▶ [Do this]
Check each line of the material below for "rendez", then copy the ones that contain it.

(Data entries)
━━━

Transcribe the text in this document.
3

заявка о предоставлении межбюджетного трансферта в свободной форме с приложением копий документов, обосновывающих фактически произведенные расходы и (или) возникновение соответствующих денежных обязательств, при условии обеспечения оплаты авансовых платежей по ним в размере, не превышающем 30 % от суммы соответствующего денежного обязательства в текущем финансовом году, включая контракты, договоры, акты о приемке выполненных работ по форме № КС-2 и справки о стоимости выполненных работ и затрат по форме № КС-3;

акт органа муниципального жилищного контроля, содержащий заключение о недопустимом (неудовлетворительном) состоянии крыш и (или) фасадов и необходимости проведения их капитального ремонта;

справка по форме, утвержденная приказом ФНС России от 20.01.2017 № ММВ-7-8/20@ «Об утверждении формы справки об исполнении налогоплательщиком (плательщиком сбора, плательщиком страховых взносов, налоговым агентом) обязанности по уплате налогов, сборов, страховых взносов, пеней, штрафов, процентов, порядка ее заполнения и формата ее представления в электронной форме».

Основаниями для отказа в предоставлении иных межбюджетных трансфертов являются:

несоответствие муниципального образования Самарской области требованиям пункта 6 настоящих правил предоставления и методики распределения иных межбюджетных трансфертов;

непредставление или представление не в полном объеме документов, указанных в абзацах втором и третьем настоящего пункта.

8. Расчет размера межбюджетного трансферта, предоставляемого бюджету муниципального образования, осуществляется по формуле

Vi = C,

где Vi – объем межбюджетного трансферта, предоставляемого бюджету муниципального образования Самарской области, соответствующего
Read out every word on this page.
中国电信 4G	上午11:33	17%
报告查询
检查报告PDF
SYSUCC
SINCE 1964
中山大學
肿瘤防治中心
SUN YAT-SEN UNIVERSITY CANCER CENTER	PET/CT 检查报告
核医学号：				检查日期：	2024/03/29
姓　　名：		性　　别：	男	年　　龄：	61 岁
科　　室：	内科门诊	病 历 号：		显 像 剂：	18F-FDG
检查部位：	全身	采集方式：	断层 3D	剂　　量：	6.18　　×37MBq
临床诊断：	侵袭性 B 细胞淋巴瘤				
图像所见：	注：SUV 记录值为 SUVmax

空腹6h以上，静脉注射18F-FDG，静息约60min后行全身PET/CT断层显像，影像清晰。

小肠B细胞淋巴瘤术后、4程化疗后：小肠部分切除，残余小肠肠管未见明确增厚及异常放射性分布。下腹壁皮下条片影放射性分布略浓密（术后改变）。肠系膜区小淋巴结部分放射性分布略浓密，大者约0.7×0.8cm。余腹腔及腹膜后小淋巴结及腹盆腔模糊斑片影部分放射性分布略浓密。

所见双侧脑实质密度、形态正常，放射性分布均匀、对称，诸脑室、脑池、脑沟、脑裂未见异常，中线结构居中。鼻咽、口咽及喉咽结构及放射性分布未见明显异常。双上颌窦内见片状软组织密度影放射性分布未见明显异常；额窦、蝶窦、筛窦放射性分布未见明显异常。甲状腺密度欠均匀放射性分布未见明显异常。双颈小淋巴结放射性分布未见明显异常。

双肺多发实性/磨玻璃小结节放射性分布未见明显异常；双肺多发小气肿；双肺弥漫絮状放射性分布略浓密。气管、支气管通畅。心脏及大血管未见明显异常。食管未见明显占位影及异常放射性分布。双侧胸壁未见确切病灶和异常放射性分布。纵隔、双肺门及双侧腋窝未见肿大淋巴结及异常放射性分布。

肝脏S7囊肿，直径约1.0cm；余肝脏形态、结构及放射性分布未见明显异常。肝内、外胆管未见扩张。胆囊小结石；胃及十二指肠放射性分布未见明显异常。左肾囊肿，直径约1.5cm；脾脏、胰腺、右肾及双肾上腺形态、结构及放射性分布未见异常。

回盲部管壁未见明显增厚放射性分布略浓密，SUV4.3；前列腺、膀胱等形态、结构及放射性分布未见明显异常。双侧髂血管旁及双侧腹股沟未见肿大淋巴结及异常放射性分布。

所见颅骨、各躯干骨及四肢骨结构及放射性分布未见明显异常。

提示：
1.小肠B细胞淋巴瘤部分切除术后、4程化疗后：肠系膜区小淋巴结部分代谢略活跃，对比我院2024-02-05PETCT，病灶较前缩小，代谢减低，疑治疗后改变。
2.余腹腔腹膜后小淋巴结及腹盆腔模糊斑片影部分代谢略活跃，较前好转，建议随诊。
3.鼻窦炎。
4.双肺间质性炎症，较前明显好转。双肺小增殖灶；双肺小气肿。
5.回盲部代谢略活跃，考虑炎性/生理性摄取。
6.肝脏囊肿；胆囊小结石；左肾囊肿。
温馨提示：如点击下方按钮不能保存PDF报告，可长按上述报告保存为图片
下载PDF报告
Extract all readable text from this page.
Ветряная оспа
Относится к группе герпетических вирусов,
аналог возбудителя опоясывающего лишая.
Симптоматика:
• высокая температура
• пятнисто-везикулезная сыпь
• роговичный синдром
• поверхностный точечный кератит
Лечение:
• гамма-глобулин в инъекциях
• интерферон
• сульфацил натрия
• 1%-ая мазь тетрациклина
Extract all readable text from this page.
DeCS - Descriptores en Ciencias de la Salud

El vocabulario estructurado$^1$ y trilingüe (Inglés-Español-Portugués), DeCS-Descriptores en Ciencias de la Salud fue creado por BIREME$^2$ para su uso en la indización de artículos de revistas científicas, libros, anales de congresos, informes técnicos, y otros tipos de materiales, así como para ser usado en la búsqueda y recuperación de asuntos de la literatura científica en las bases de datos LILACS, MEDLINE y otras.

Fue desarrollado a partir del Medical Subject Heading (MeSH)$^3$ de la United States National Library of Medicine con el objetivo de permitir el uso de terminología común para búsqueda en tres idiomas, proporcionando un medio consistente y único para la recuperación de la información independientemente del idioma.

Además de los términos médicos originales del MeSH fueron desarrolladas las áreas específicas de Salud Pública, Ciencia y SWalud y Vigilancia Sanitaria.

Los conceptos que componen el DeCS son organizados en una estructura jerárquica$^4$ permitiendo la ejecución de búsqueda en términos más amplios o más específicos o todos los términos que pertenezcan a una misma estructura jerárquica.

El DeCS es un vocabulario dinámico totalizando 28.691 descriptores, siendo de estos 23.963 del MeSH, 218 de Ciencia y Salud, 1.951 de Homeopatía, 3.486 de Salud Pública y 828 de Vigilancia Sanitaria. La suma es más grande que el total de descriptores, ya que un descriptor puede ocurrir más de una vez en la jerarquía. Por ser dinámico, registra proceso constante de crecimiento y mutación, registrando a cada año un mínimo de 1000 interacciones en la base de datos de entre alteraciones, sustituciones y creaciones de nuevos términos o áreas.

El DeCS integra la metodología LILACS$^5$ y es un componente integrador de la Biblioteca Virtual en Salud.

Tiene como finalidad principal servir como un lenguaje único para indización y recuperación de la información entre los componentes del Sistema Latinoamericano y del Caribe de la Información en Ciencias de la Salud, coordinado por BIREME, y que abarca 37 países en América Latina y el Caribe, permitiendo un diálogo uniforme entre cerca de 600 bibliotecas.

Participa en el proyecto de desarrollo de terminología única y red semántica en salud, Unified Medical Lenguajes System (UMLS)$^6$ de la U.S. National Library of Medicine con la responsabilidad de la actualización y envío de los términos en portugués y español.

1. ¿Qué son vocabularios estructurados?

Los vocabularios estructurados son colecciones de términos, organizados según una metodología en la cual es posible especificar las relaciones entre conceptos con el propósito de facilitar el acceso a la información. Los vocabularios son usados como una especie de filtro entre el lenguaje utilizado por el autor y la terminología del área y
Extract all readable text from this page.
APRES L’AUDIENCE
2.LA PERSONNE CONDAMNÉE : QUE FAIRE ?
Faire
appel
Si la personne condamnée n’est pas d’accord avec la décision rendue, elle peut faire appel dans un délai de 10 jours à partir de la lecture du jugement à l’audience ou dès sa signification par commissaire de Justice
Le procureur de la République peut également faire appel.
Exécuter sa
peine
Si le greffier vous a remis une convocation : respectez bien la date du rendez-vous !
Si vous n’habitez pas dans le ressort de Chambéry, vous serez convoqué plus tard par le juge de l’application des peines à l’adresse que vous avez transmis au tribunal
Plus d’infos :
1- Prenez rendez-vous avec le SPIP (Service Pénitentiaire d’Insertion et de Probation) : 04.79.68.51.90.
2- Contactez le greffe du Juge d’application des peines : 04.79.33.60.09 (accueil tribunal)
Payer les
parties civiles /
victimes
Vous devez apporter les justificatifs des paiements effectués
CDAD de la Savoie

━━━

▶ [Completed task]
Si le greffier vous a remis une convocation : respectez bien la date du rendez-vous !
1- Prenez rendez-vous avec le SPIP (Service Pénitentiaire d’Insertion et de Probation) : 04.79.68.51.90.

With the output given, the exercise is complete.